Task description: Return each line containing "貨物問合せ番号".

Records for this exercise:

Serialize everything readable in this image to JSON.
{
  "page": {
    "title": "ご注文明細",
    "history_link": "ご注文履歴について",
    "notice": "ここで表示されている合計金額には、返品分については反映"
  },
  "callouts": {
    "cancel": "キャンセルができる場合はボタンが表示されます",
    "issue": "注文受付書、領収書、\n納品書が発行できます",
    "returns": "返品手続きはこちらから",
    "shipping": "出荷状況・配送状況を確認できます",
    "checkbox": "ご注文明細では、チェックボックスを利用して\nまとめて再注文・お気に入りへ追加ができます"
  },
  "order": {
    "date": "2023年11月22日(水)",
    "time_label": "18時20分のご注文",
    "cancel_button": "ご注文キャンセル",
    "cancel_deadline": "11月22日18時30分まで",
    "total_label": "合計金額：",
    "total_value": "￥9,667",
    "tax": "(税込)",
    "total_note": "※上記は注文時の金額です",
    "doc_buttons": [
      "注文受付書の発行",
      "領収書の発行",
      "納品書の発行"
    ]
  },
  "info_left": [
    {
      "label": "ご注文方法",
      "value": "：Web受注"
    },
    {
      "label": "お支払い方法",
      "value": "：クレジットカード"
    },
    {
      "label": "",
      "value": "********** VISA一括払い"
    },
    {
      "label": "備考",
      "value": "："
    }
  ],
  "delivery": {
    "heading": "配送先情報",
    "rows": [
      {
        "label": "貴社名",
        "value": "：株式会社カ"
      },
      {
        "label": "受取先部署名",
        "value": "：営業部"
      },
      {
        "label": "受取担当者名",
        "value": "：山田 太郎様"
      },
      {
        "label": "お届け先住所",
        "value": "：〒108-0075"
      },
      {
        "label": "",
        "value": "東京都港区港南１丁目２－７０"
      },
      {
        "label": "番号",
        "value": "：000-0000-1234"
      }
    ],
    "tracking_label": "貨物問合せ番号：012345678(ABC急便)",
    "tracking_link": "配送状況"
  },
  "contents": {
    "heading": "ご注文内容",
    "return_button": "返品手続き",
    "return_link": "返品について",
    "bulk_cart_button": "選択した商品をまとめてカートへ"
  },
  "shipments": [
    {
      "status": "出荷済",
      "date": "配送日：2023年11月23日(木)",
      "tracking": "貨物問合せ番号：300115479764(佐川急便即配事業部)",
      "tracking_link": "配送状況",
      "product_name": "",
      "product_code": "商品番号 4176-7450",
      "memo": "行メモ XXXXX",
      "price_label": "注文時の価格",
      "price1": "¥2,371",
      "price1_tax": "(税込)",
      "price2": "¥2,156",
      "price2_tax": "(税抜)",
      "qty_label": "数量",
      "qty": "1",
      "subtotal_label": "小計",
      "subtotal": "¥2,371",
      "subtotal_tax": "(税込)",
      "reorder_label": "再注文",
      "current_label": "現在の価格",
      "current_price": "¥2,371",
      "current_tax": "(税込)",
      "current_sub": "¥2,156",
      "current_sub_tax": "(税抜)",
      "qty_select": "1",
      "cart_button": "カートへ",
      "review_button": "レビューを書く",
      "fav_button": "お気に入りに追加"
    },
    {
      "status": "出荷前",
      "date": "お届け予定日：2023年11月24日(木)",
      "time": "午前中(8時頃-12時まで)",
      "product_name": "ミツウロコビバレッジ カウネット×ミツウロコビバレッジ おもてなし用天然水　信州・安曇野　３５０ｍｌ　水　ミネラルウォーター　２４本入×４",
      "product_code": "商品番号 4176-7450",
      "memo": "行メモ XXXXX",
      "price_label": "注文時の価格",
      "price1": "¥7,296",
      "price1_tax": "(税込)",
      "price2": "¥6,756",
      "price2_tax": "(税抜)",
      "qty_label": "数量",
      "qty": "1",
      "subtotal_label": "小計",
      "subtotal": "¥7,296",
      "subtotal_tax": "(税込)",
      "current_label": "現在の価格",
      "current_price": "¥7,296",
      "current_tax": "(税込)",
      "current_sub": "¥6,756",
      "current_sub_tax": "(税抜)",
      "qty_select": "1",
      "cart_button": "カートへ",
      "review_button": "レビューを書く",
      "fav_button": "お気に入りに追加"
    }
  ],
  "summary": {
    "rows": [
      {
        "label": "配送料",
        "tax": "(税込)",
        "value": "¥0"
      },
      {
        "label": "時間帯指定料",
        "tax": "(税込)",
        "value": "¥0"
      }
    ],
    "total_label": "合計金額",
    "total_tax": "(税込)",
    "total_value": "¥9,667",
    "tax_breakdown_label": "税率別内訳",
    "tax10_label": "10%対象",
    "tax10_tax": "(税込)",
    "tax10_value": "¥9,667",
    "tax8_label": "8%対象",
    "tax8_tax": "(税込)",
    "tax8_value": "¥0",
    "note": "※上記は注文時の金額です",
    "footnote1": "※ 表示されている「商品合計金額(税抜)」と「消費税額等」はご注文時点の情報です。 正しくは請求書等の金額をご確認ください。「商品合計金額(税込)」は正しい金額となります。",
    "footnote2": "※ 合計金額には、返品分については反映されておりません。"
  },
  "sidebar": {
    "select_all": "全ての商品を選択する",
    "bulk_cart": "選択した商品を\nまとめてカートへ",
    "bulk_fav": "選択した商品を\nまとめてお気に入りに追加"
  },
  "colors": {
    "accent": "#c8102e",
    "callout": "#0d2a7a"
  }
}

Solution to the problem:
    "tracking_label": "貨物問合せ番号：012345678(ABC急便)",
      "tracking": "貨物問合せ番号：300115479764(佐川急便即配事業部)",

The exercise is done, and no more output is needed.